((
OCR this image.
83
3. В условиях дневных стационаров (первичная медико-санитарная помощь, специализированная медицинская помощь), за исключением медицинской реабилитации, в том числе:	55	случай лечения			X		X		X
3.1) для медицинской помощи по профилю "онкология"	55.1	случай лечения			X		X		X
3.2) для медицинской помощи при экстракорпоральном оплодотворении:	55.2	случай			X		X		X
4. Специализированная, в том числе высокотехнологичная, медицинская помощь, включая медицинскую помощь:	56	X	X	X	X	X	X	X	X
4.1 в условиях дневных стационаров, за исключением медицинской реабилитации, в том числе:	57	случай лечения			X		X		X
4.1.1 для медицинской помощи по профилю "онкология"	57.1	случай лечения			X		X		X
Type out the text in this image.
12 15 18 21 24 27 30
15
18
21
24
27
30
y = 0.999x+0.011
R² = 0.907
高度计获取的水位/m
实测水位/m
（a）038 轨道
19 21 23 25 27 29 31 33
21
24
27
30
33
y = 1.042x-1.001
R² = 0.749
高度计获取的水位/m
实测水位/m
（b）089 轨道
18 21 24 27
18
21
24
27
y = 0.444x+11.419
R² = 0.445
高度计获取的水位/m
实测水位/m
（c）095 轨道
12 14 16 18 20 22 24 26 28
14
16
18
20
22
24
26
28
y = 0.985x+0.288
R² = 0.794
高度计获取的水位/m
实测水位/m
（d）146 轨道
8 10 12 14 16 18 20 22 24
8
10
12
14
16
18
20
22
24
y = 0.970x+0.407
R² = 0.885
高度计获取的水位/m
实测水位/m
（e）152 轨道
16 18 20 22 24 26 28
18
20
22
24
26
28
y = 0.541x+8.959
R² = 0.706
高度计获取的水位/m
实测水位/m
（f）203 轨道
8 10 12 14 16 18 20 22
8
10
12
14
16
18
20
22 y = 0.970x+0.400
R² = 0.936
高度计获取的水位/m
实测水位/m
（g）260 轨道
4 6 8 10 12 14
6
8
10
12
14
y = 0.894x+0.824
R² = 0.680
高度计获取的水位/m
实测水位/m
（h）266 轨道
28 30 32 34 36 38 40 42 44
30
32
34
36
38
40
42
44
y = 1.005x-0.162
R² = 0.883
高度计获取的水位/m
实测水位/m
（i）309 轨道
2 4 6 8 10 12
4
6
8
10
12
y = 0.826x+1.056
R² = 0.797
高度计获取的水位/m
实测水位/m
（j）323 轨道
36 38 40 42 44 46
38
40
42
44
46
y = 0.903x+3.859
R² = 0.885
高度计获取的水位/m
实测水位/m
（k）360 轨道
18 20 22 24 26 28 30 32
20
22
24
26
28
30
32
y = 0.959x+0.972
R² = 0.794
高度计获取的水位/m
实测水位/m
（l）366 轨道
))
What is needed: Report only the number of lines that hold the string "image" in this listing.

Solution for this problem: 2